### [Given request]
The records that follow must be reproduced in full, exactly as written.

### [Source material]
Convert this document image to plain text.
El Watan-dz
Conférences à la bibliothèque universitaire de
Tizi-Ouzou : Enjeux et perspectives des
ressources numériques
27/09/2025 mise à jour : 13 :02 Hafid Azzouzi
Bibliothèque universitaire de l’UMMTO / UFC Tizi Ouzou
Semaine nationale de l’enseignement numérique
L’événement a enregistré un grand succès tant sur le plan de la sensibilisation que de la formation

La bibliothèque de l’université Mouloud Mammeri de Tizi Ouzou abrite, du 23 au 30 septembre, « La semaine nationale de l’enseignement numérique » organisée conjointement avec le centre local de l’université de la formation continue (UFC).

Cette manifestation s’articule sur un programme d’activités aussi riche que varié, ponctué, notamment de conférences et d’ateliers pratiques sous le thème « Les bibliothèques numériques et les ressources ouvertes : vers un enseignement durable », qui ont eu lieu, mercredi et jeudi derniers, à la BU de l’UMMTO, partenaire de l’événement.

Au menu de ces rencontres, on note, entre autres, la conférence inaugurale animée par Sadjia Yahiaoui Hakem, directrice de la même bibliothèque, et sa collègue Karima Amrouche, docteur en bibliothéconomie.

### [Completed exercise]
Convert this document image to plain text.
El Watan-dz
Conférences à la bibliothèque universitaire de
Tizi-Ouzou : Enjeux et perspectives des
ressources numériques
27/09/2025 mise à jour : 13 :02 Hafid Azzouzi
Bibliothèque universitaire de l’UMMTO / UFC Tizi Ouzou
Semaine nationale de l’enseignement numérique
L’événement a enregistré un grand succès tant sur le plan de la sensibilisation que de la formation

La bibliothèque de l’université Mouloud Mammeri de Tizi Ouzou abrite, du 23 au 30 septembre, « La semaine nationale de l’enseignement numérique » organisée conjointement avec le centre local de l’université de la formation continue (UFC).

Cette manifestation s’articule sur un programme d’activités aussi riche que varié, ponctué, notamment de conférences et d’ateliers pratiques sous le thème « Les bibliothèques numériques et les ressources ouvertes : vers un enseignement durable », qui ont eu lieu, mercredi et jeudi derniers, à la BU de l’UMMTO, partenaire de l’événement.

Au menu de ces rencontres, on note, entre autres, la conférence inaugurale animée par Sadjia Yahiaoui Hakem, directrice de la même bibliothèque, et sa collègue Karima Amrouche, docteur en bibliothéconomie.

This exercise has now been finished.